• [WORK TO COMPLETE]
Write out the lines of the listing below word for word, starting at the line that has "profile-tab-home: 主页 <box>486" and stopping after the line that has "author-name[interactable]: 伊能静 <box>150".
▼
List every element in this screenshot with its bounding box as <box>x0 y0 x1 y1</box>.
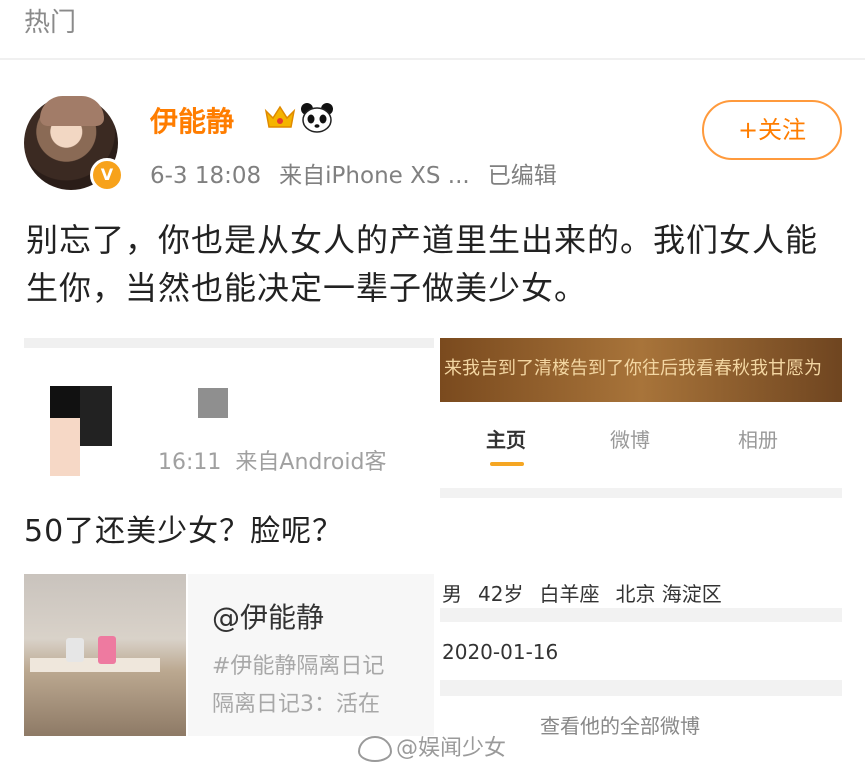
profile-tab-home: 主页 <box>486 428 526 452</box>
view-all-posts-link: 查看他的全部微博 <box>540 714 700 738</box>
pixelated-avatar <box>80 386 112 446</box>
divider <box>0 58 865 60</box>
watermark-text: @娱闻少女 <box>396 736 507 761</box>
thumbnail-cup <box>66 638 84 662</box>
profile-date: 2020-01-16 <box>442 640 559 664</box>
profile-banner-text: 来我吉到了清楼告到了你往后我看春秋我甘愿为 <box>444 358 822 379</box>
crown-icon <box>264 105 296 128</box>
quoted-top-divider <box>24 338 434 348</box>
profile-location: 北京 海淀区 <box>615 582 722 606</box>
quoted-text: 50了还美少女？脸呢？ <box>24 514 344 549</box>
post-source[interactable]: 来自iPhone XS ... <box>279 163 470 189</box>
pixelated-avatar <box>50 386 80 418</box>
thumbnail-table <box>30 658 160 672</box>
quoted-meta: 16:11 来自Android客 <box>158 444 386 476</box>
profile-tab-weibo: 微博 <box>610 428 650 452</box>
avatar-hat-detail <box>40 96 104 126</box>
profile-age: 42岁 <box>478 582 524 606</box>
link-card-line: #伊能静隔离日记 <box>212 654 385 679</box>
link-card-line: 隔离日记3：活在 <box>212 692 380 717</box>
edited-label[interactable]: 已编辑 <box>488 163 557 189</box>
post-text: 别忘了，你也是从女人的产道里生出来的。我们女人能生你，当然也能决定一辈子做美少女… <box>26 221 819 307</box>
quoted-source: 来自Android客 <box>235 450 387 475</box>
profile-tab-album: 相册 <box>738 428 778 452</box>
active-tab-indicator <box>490 462 524 466</box>
author-name[interactable]: 伊能静 <box>150 100 234 140</box>
section-title-hot[interactable]: 热门 <box>24 2 76 39</box>
follow-button[interactable]: +关注 <box>702 100 842 160</box>
profile-gender: 男 <box>442 582 462 606</box>
quoted-time: 16:11 <box>158 450 222 475</box>
pixelated-avatar <box>50 418 80 476</box>
weibo-logo-icon <box>358 736 392 762</box>
watermark: @娱闻少女 <box>358 730 506 762</box>
post-time: 6-3 18:08 <box>150 163 262 189</box>
panda-icon <box>301 103 333 133</box>
link-card-title: @伊能静 <box>212 601 325 634</box>
verified-badge: V <box>90 158 124 192</box>
profile-info: 男 42岁 白羊座 北京 海淀区 <box>442 578 722 607</box>
pixelated-name <box>198 388 228 418</box>
profile-zodiac: 白羊座 <box>539 582 600 606</box>
thumbnail-cup <box>98 636 116 664</box>
post-meta: 6-3 18:08 来自iPhone XS ... 已编辑 <box>150 156 557 190</box>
▲
• [CORRECT ANSWER]
profile-tab-home: 主页 <box>486 428 526 452</box>
view-all-posts-link: 查看他的全部微博 <box>540 714 700 738</box>
pixelated-avatar <box>80 386 112 446</box>
divider <box>0 58 865 60</box>
watermark-text: @娱闻少女 <box>396 736 507 761</box>
thumbnail-cup <box>66 638 84 662</box>
profile-date: 2020-01-16 <box>442 640 559 664</box>
profile-banner-text: 来我吉到了清楼告到了你往后我看春秋我甘愿为 <box>444 358 822 379</box>
crown-icon <box>264 105 296 128</box>
quoted-top-divider <box>24 338 434 348</box>
profile-location: 北京 海淀区 <box>615 582 722 606</box>
quoted-text: 50了还美少女？脸呢？ <box>24 514 344 549</box>
post-source[interactable]: 来自iPhone XS ... <box>279 163 470 189</box>
pixelated-avatar <box>50 386 80 418</box>
thumbnail-table <box>30 658 160 672</box>
quoted-meta: 16:11 来自Android客 <box>158 444 386 476</box>
profile-tab-weibo: 微博 <box>610 428 650 452</box>
avatar-hat-detail <box>40 96 104 126</box>
profile-age: 42岁 <box>478 582 524 606</box>
link-card-line: #伊能静隔离日记 <box>212 654 385 679</box>
link-card-line: 隔离日记3：活在 <box>212 692 380 717</box>
edited-label[interactable]: 已编辑 <box>488 163 557 189</box>
post-text: 别忘了，你也是从女人的产道里生出来的。我们女人能生你，当然也能决定一辈子做美少女… <box>26 221 819 307</box>
quoted-source: 来自Android客 <box>235 450 387 475</box>
profile-tab-album: 相册 <box>738 428 778 452</box>
active-tab-indicator <box>490 462 524 466</box>
author-name[interactable]: 伊能静 <box>150 100 234 140</box>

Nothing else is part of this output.